**RAW DATA:**
===

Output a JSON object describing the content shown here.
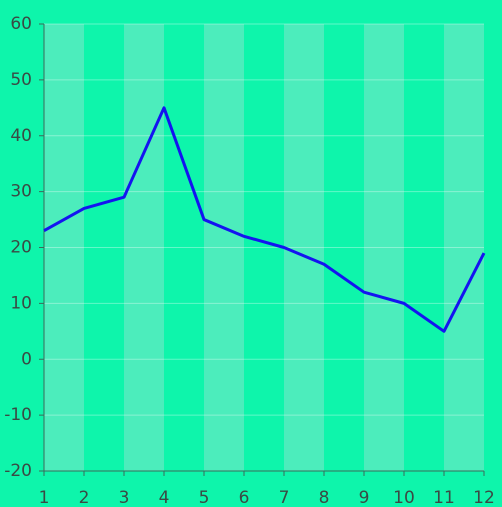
{
  "chart_data": {
    "type": "line",
    "x": [
      1,
      2,
      3,
      4,
      5,
      6,
      7,
      8,
      9,
      10,
      11,
      12
    ],
    "series": [
      {
        "color": "#1414f0",
        "values": [
          23,
          27,
          29,
          45,
          25,
          22,
          20,
          17,
          12,
          10,
          5,
          19
        ]
      }
    ],
    "xlim": [
      1,
      12
    ],
    "xticks": [
      1,
      2,
      3,
      4,
      5,
      6,
      7,
      8,
      9,
      10,
      11,
      12
    ],
    "ylim": [
      -20,
      60
    ],
    "yticks": [
      -20,
      -10,
      0,
      10,
      20,
      30,
      40,
      50,
      60
    ],
    "grid": true,
    "background": "#0ef5ab",
    "stripe_color": "#4cedbc"
  }
}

===

**WRITTEN EXERCISE:** Reproduce each entry verbatim, excluding any embedded images.

**SOLUTION FOR THIS TASK:**
Output a JSON object describing the content shown here.
{
  "chart_data": {
    "type": "line",
    "x": [
      1,
      2,
      3,
      4,
      5,
      6,
      7,
      8,
      9,
      10,
      11,
      12
    ],
    "series": [
      {
        "color": "#1414f0",
        "values": [
          23,
          27,
          29,
          45,
          25,
          22,
          20,
          17,
          12,
          10,
          5,
          19
        ]
      }
    ],
    "xlim": [
      1,
      12
    ],
    "xticks": [
      1,
      2,
      3,
      4,
      5,
      6,
      7,
      8,
      9,
      10,
      11,
      12
    ],
    "ylim": [
      -20,
      60
    ],
    "yticks": [
      -20,
      -10,
      0,
      10,
      20,
      30,
      40,
      50,
      60
    ],
    "grid": true,
    "background": "#0ef5ab",
    "stripe_color": "#4cedbc"
  }
}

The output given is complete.